* **Task to carry out**
Make an exact copy of the records, dropping all pictures.

* **Data for this exercise**
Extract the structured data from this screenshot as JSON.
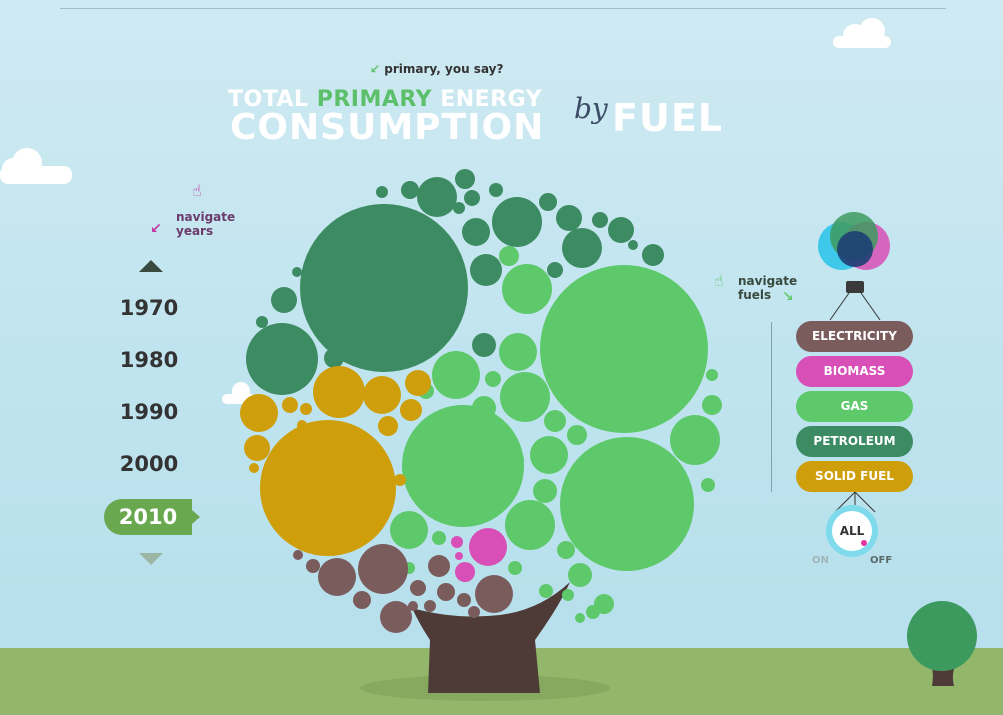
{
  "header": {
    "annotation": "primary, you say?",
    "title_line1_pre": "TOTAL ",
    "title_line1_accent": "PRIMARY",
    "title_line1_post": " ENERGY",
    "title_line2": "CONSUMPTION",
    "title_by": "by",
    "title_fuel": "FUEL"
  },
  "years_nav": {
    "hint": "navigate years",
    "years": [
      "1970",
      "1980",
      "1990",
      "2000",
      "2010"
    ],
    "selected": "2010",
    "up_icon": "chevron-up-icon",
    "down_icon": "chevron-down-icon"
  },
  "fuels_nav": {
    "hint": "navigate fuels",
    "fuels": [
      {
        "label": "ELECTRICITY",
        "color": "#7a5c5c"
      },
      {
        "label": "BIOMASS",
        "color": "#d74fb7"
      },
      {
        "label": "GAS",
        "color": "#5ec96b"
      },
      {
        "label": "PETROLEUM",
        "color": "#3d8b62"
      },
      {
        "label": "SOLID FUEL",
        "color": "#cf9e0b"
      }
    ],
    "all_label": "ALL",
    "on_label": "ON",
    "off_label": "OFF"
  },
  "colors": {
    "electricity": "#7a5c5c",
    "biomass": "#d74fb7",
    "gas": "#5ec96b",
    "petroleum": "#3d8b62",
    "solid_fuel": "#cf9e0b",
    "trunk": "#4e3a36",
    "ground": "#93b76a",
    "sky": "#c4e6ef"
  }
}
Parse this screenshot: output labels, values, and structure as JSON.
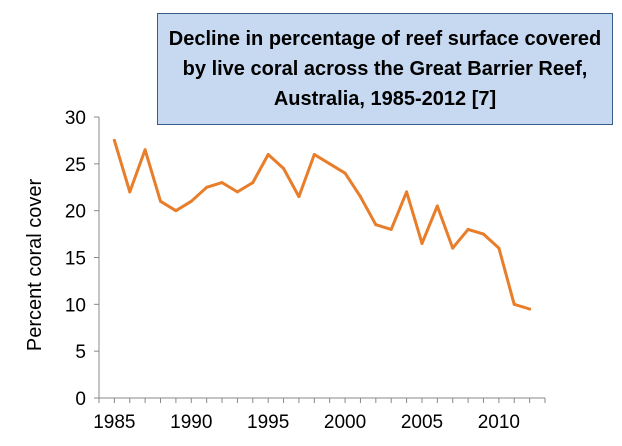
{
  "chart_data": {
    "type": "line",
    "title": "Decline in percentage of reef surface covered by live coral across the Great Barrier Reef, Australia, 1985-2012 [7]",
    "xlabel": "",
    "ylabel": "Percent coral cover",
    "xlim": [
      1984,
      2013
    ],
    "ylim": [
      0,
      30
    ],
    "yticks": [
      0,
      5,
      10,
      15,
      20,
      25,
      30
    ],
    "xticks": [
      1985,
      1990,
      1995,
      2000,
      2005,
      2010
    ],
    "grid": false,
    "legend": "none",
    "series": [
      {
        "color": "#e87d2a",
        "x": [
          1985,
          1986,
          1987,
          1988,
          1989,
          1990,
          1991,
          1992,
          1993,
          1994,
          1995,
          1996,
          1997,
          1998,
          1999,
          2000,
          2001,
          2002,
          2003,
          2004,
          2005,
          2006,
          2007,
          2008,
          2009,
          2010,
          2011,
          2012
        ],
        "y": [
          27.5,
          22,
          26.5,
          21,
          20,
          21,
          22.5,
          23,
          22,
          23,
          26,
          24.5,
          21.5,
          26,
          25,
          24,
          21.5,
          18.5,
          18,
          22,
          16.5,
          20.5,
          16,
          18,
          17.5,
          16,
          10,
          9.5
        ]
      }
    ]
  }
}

* **Exercise output**
Extract the structured data from this screenshot as JSON.
{
  "header": {
    "annotation": "primary, you say?",
    "title_line1_pre": "TOTAL ",
    "title_line1_accent": "PRIMARY",
    "title_line1_post": " ENERGY",
    "title_line2": "CONSUMPTION",
    "title_by": "by",
    "title_fuel": "FUEL"
  },
  "years_nav": {
    "hint": "navigate years",
    "years": [
      "1970",
      "1980",
      "1990",
      "2000",
      "2010"
    ],
    "selected": "2010",
    "up_icon": "chevron-up-icon",
    "down_icon": "chevron-down-icon"
  },
  "fuels_nav": {
    "hint": "navigate fuels",
    "fuels": [
      {
        "label": "ELECTRICITY",
        "color": "#7a5c5c"
      },
      {
        "label": "BIOMASS",
        "color": "#d74fb7"
      },
      {
        "label": "GAS",
        "color": "#5ec96b"
      },
      {
        "label": "PETROLEUM",
        "color": "#3d8b62"
      },
      {
        "label": "SOLID FUEL",
        "color": "#cf9e0b"
      }
    ],
    "all_label": "ALL",
    "on_label": "ON",
    "off_label": "OFF"
  },
  "colors": {
    "electricity": "#7a5c5c",
    "biomass": "#d74fb7",
    "gas": "#5ec96b",
    "petroleum": "#3d8b62",
    "solid_fuel": "#cf9e0b",
    "trunk": "#4e3a36",
    "ground": "#93b76a",
    "sky": "#c4e6ef"
  }
}
Parse this screenshot: output labels, values, and structure as JSON.
{
  "chart_data": {
    "type": "line",
    "title": "Decline in percentage of reef surface covered by live coral across the Great Barrier Reef, Australia, 1985-2012 [7]",
    "xlabel": "",
    "ylabel": "Percent coral cover",
    "xlim": [
      1984,
      2013
    ],
    "ylim": [
      0,
      30
    ],
    "yticks": [
      0,
      5,
      10,
      15,
      20,
      25,
      30
    ],
    "xticks": [
      1985,
      1990,
      1995,
      2000,
      2005,
      2010
    ],
    "grid": false,
    "legend": "none",
    "series": [
      {
        "color": "#e87d2a",
        "x": [
          1985,
          1986,
          1987,
          1988,
          1989,
          1990,
          1991,
          1992,
          1993,
          1994,
          1995,
          1996,
          1997,
          1998,
          1999,
          2000,
          2001,
          2002,
          2003,
          2004,
          2005,
          2006,
          2007,
          2008,
          2009,
          2010,
          2011,
          2012
        ],
        "y": [
          27.5,
          22,
          26.5,
          21,
          20,
          21,
          22.5,
          23,
          22,
          23,
          26,
          24.5,
          21.5,
          26,
          25,
          24,
          21.5,
          18.5,
          18,
          22,
          16.5,
          20.5,
          16,
          18,
          17.5,
          16,
          10,
          9.5
        ]
      }
    ]
  }
}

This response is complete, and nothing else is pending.